INSTRUCTION:
Gather up the lines that contain "this".

##### RECORDS FOR PROCESSING

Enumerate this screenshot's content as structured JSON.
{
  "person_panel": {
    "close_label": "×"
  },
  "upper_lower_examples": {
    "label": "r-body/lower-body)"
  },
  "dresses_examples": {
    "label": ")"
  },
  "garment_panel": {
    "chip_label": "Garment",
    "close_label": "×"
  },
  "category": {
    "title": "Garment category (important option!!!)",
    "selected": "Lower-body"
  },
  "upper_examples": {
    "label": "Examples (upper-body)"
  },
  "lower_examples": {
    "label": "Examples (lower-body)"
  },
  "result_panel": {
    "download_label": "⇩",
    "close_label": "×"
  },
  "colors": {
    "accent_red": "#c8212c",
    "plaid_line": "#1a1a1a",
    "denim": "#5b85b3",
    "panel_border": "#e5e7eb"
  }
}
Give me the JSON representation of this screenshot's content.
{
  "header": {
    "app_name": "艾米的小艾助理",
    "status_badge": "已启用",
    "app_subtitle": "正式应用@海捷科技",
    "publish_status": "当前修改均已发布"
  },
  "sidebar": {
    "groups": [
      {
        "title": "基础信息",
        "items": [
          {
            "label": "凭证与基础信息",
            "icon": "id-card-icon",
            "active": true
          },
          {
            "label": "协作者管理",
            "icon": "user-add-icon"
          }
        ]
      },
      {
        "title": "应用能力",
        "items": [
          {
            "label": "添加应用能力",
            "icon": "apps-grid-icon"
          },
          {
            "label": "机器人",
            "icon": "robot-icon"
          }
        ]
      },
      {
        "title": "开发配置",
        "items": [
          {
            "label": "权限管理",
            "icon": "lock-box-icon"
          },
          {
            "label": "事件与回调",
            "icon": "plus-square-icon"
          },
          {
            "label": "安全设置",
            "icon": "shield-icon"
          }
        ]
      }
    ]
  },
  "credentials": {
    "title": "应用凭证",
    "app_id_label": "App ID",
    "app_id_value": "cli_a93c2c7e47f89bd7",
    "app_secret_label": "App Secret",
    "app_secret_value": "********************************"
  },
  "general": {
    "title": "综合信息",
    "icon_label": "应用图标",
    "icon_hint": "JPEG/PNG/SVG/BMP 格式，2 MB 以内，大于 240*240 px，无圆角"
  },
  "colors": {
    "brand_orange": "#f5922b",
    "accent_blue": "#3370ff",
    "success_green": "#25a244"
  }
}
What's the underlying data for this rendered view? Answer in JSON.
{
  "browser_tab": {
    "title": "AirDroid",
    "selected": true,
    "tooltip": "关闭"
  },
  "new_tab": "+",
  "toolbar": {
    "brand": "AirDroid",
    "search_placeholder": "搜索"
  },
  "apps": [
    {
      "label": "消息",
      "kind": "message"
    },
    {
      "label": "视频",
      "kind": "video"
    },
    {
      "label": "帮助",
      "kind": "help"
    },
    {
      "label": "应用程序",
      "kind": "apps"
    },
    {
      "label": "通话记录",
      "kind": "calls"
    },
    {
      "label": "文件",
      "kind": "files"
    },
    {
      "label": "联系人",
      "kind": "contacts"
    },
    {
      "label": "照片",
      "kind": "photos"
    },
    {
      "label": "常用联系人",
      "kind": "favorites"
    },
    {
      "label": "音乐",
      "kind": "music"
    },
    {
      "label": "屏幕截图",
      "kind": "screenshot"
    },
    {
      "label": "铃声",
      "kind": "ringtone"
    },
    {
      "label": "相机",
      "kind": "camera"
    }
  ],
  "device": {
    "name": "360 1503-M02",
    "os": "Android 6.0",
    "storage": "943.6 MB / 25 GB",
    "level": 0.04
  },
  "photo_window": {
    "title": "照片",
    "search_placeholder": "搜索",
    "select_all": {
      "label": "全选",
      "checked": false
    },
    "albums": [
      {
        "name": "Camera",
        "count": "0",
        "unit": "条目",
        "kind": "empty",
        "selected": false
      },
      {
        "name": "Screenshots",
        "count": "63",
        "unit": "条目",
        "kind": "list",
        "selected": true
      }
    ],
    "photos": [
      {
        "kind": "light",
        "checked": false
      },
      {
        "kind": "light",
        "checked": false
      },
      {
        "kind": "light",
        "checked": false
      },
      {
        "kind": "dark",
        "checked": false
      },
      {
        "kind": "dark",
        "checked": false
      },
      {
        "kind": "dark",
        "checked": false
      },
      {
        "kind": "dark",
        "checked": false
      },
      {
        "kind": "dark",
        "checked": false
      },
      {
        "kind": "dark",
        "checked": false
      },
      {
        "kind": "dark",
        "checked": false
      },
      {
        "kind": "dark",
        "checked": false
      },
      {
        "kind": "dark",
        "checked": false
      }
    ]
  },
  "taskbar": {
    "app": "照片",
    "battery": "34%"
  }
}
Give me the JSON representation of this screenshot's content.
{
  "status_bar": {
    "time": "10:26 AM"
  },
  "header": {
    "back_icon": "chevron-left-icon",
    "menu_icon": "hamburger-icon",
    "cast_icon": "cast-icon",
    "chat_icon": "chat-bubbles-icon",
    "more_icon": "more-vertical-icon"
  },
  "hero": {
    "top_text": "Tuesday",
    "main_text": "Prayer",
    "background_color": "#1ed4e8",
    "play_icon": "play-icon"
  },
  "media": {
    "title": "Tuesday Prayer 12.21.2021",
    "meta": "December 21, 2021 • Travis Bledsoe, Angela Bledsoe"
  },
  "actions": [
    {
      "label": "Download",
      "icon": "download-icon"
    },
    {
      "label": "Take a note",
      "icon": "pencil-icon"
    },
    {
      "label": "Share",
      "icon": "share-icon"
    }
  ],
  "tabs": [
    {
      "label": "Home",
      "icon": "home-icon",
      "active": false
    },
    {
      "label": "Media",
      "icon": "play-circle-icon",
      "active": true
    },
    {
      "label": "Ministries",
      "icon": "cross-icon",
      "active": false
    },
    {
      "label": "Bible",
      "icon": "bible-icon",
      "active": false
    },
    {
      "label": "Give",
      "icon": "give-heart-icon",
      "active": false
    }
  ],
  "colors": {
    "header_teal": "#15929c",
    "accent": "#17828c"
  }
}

##########

FINAL RESULT:
Enumerate this screenshot's content as structured JSON.
Give me the JSON representation of this screenshot's content.
What's the underlying data for this rendered view? Answer in JSON.
Give me the JSON representation of this screenshot's content.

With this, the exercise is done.